_WORK INSTRUCTIONS_.
• A. In the text on database transactions, what happens in the e-commerce order example if payment fails?
• B. Reproduce the stretch of the database transactions text from "If payment fails" through "partial vacation bookings!".

_TEXT SEGMENT_.
>>>

Typically implemented via write-ahead logging and careful storage configuration.

Real-World Examples

E-commerce Order

BEGIN TRANSACTION
  Reduce inventory by 1
  Create order record
  Process payment
  Record an "email to send" / outbox entry
COMMIT

If payment fails → inventory restored, no order created.

Hotel + Flight Booking

BEGIN TRANSACTION
  Reserve flight seat
  Reserve hotel room
COMMIT

If hotel unavailable → flight not booked either.
No partial vacation bookings!

In practice, flight + hotel are often different systems. This becomes a distributed transaction problem, and many teams use sagas/compensation instead of a single DB transaction.

Banking Transfer

BEGIN TRANSACTION
  Verify sender has funds
  Deduct from sender
  Add to receiver
  Log the transaction
COMMIT

Crash at any point → rollback of uncommitted work.

Transaction Isolation Levels

Different levels of "how isolated":

LevelSee uncommitted?Repeatable reads?Phantom reads?
Read UncommittedDatabase-dependent (often treated like Read Committed)Database-dependentDatabase-dependent
Read CommittedNo (in most databases)Not ensuredPossible
Repeatable ReadNoYes (typically)Database-dependent
SerializableNoYesDesigned to prevent phantoms and other anomalies (may require retries)

Why Different Levels?

Higher isolation = fewer anomalies but lower concurrency
  Serializable: Strongest isolation, but may reduce concurrency and can fail with retryable serialization errors

Lower isolation = faster but riskier
  Read Uncommitted: Fast, but might read garbage

Choose based on your needs:
  Banking: often uses strong isolation or explicit locking
  Analytics: Read Committed or snapshot-based reads are often fine

Common Problems Without Proper Isolation

Dirty Read

Transaction A writes data (not committed yet)
Transaction B reads that data
Transaction A rolls back

Transaction B saw data that didn't exist.

<<<

_SUPPLIED MATERIAL_.
>>>

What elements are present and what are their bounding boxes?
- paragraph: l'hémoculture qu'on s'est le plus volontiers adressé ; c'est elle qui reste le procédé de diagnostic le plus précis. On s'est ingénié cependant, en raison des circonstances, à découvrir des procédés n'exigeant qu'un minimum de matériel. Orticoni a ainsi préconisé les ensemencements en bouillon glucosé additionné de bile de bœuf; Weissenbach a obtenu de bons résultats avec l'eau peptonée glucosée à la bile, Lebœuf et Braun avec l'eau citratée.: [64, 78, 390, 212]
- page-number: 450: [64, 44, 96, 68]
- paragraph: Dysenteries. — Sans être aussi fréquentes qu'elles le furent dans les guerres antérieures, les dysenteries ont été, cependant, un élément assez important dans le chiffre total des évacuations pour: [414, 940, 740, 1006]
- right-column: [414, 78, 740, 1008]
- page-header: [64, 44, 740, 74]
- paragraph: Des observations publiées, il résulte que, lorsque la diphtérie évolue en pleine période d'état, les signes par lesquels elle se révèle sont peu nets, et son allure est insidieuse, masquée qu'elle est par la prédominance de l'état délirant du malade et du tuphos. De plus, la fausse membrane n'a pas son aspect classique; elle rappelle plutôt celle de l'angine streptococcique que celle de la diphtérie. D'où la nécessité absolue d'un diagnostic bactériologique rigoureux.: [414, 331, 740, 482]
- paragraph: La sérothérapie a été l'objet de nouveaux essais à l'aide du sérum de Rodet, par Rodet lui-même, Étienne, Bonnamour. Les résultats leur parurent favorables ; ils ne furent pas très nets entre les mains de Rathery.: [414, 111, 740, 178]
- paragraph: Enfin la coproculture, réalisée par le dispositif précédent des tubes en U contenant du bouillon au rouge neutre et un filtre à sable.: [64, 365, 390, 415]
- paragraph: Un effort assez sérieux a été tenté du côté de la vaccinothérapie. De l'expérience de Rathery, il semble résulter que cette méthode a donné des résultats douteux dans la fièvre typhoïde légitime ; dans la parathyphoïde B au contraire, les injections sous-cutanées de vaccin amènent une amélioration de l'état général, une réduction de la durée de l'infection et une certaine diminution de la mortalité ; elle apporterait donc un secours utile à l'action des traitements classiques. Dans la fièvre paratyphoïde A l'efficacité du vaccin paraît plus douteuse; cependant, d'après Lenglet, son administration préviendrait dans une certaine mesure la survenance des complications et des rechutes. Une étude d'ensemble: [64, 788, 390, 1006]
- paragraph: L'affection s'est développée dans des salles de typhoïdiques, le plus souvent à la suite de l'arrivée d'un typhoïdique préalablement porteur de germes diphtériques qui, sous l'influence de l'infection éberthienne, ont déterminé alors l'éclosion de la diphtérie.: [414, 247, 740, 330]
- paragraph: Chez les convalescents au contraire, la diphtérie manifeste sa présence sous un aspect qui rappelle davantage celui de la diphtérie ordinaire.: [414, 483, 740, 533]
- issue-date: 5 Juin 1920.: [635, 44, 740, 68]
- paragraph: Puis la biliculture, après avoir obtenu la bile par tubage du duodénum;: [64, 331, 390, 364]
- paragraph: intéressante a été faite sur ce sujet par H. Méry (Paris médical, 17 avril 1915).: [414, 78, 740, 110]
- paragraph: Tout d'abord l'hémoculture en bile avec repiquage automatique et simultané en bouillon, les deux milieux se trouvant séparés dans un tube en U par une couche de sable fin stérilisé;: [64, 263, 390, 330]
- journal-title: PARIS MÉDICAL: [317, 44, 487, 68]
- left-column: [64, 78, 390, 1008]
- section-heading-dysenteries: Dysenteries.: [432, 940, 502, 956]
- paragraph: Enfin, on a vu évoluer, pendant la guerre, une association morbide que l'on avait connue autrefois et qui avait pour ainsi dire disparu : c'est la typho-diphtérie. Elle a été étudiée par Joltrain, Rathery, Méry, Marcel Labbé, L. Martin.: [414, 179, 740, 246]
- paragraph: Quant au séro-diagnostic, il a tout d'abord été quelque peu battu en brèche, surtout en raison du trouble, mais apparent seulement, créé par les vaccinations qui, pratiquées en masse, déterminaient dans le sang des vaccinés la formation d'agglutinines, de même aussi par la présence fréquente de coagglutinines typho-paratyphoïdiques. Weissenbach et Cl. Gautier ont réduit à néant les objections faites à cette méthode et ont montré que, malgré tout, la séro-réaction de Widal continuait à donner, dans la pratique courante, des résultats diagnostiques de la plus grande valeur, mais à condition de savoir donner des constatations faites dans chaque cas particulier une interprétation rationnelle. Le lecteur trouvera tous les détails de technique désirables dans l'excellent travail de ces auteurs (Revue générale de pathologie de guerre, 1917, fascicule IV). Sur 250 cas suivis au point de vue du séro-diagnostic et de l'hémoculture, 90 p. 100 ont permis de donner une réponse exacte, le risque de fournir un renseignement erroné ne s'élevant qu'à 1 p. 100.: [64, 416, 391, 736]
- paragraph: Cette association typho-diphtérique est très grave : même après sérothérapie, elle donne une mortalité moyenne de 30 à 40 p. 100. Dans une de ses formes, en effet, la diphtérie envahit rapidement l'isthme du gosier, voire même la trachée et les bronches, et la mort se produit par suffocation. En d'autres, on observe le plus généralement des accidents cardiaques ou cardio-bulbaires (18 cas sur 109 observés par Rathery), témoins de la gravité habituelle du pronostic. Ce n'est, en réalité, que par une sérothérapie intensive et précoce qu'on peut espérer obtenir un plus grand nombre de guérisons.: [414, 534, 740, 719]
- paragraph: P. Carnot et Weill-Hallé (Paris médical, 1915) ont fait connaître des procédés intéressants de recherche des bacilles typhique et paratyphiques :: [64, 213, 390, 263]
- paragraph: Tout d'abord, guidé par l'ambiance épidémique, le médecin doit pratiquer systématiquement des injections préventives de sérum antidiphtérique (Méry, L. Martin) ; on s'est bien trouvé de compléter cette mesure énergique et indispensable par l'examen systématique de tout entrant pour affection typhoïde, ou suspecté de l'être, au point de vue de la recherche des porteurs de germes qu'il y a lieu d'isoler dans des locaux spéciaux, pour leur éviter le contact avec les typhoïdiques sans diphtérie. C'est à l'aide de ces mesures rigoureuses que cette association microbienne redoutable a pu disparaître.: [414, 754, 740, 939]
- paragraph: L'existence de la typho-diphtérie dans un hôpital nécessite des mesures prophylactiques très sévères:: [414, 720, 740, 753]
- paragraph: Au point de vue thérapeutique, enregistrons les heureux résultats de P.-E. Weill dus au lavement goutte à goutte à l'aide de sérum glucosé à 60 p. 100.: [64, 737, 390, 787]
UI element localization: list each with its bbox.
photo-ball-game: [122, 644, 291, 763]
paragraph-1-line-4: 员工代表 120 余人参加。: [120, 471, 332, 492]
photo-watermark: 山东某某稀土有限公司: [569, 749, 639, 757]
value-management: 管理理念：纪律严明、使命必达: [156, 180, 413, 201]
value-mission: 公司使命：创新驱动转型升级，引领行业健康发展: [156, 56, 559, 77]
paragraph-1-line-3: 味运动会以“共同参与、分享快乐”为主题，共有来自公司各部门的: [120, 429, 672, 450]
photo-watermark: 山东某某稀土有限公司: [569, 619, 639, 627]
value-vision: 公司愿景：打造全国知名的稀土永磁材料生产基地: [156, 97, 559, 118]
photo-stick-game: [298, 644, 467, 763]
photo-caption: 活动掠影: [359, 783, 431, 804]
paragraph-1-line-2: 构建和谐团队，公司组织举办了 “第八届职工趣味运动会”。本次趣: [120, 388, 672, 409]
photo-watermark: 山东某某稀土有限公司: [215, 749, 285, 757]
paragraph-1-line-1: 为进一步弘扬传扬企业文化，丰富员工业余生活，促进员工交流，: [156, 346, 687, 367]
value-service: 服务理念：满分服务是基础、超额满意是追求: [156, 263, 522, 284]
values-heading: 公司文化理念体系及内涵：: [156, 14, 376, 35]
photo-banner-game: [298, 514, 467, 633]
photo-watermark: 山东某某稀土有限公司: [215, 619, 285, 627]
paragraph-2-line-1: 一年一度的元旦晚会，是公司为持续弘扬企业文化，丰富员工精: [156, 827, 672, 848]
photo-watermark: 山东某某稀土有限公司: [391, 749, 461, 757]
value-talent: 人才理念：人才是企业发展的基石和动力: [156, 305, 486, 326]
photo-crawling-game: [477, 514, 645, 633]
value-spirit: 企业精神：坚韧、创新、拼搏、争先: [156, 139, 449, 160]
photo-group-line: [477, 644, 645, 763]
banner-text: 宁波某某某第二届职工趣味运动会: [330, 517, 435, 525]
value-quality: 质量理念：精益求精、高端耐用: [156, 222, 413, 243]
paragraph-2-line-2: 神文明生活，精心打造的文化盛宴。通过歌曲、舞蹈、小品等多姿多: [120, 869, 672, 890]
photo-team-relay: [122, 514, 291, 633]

<<<

_RESPONSES PER TASK_.
• A. The inventory is restored and no order is created.

• B.
If payment fails → inventory restored, no order created.

Hotel + Flight Booking

BEGIN TRANSACTION
  Reserve flight seat
  Reserve hotel room
COMMIT

If hotel unavailable → flight not booked either.
No partial vacation bookings!